---------- Data excerpts
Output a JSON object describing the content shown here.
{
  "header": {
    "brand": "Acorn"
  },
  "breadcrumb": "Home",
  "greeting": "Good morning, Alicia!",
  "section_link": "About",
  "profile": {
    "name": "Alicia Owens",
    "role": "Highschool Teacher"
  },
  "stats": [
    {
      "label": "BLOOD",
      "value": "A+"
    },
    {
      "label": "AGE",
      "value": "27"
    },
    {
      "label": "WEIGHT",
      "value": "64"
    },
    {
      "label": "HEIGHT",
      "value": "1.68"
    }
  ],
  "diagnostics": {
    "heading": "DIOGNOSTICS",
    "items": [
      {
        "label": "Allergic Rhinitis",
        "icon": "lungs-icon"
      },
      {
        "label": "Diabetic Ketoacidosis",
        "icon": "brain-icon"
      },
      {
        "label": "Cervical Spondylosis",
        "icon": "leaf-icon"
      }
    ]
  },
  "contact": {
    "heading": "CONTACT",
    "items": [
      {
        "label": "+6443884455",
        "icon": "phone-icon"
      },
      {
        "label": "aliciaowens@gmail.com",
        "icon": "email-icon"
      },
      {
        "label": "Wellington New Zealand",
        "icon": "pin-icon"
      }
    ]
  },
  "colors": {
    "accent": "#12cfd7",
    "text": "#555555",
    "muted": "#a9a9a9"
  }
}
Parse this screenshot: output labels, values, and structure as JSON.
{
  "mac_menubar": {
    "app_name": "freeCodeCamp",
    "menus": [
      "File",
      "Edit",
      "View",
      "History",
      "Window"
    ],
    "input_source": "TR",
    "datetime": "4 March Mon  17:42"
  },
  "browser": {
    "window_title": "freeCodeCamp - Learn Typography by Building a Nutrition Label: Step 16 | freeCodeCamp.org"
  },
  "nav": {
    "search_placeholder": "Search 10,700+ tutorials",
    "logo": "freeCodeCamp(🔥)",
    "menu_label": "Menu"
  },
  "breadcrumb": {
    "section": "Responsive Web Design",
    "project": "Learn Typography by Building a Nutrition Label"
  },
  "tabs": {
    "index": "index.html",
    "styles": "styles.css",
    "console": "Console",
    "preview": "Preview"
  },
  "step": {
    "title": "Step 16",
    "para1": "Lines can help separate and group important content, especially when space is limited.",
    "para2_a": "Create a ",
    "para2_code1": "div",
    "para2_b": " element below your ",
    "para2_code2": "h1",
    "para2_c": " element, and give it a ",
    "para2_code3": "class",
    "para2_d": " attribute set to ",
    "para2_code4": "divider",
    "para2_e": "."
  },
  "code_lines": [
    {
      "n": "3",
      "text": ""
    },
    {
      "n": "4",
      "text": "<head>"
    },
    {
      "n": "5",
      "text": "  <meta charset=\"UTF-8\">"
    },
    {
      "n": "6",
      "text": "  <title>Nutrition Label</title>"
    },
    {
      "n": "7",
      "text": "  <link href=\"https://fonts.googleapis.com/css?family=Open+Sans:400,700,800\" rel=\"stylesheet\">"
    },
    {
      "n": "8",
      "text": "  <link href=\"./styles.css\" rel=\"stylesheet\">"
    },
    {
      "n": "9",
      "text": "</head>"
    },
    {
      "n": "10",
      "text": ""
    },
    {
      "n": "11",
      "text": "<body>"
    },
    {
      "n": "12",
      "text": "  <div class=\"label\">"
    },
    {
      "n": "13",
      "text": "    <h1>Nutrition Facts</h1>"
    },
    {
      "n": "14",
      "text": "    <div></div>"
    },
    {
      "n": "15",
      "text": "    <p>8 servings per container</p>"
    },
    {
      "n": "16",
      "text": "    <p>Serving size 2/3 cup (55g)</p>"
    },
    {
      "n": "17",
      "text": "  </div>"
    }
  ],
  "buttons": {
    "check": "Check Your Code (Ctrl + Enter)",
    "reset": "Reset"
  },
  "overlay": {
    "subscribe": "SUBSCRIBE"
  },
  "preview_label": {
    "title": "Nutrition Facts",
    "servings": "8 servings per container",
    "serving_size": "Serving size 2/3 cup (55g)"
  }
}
--------------------
Written problem> Repeat the records above exactly as they appear.

Response below>
Output a JSON object describing the content shown here.
{
  "header": {
    "brand": "Acorn"
  },
  "breadcrumb": "Home",
  "greeting": "Good morning, Alicia!",
  "section_link": "About",
  "profile": {
    "name": "Alicia Owens",
    "role": "Highschool Teacher"
  },
  "stats": [
    {
      "label": "BLOOD",
      "value": "A+"
    },
    {
      "label": "AGE",
      "value": "27"
    },
    {
      "label": "WEIGHT",
      "value": "64"
    },
    {
      "label": "HEIGHT",
      "value": "1.68"
    }
  ],
  "diagnostics": {
    "heading": "DIOGNOSTICS",
    "items": [
      {
        "label": "Allergic Rhinitis",
        "icon": "lungs-icon"
      },
      {
        "label": "Diabetic Ketoacidosis",
        "icon": "brain-icon"
      },
      {
        "label": "Cervical Spondylosis",
        "icon": "leaf-icon"
      }
    ]
  },
  "contact": {
    "heading": "CONTACT",
    "items": [
      {
        "label": "+6443884455",
        "icon": "phone-icon"
      },
      {
        "label": "aliciaowens@gmail.com",
        "icon": "email-icon"
      },
      {
        "label": "Wellington New Zealand",
        "icon": "pin-icon"
      }
    ]
  },
  "colors": {
    "accent": "#12cfd7",
    "text": "#555555",
    "muted": "#a9a9a9"
  }
}
Parse this screenshot: output labels, values, and structure as JSON.
{
  "mac_menubar": {
    "app_name": "freeCodeCamp",
    "menus": [
      "File",
      "Edit",
      "View",
      "History",
      "Window"
    ],
    "input_source": "TR",
    "datetime": "4 March Mon  17:42"
  },
  "browser": {
    "window_title": "freeCodeCamp - Learn Typography by Building a Nutrition Label: Step 16 | freeCodeCamp.org"
  },
  "nav": {
    "search_placeholder": "Search 10,700+ tutorials",
    "logo": "freeCodeCamp(🔥)",
    "menu_label": "Menu"
  },
  "breadcrumb": {
    "section": "Responsive Web Design",
    "project": "Learn Typography by Building a Nutrition Label"
  },
  "tabs": {
    "index": "index.html",
    "styles": "styles.css",
    "console": "Console",
    "preview": "Preview"
  },
  "step": {
    "title": "Step 16",
    "para1": "Lines can help separate and group important content, especially when space is limited.",
    "para2_a": "Create a ",
    "para2_code1": "div",
    "para2_b": " element below your ",
    "para2_code2": "h1",
    "para2_c": " element, and give it a ",
    "para2_code3": "class",
    "para2_d": " attribute set to ",
    "para2_code4": "divider",
    "para2_e": "."
  },
  "code_lines": [
    {
      "n": "3",
      "text": ""
    },
    {
      "n": "4",
      "text": "<head>"
    },
    {
      "n": "5",
      "text": "  <meta charset=\"UTF-8\">"
    },
    {
      "n": "6",
      "text": "  <title>Nutrition Label</title>"
    },
    {
      "n": "7",
      "text": "  <link href=\"https://fonts.googleapis.com/css?family=Open+Sans:400,700,800\" rel=\"stylesheet\">"
    },
    {
      "n": "8",
      "text": "  <link href=\"./styles.css\" rel=\"stylesheet\">"
    },
    {
      "n": "9",
      "text": "</head>"
    },
    {
      "n": "10",
      "text": ""
    },
    {
      "n": "11",
      "text": "<body>"
    },
    {
      "n": "12",
      "text": "  <div class=\"label\">"
    },
    {
      "n": "13",
      "text": "    <h1>Nutrition Facts</h1>"
    },
    {
      "n": "14",
      "text": "    <div></div>"
    },
    {
      "n": "15",
      "text": "    <p>8 servings per container</p>"
    },
    {
      "n": "16",
      "text": "    <p>Serving size 2/3 cup (55g)</p>"
    },
    {
      "n": "17",
      "text": "  </div>"
    }
  ],
  "buttons": {
    "check": "Check Your Code (Ctrl + Enter)",
    "reset": "Reset"
  },
  "overlay": {
    "subscribe": "SUBSCRIBE"
  },
  "preview_label": {
    "title": "Nutrition Facts",
    "servings": "8 servings per container",
    "serving_size": "Serving size 2/3 cup (55g)"
  }
}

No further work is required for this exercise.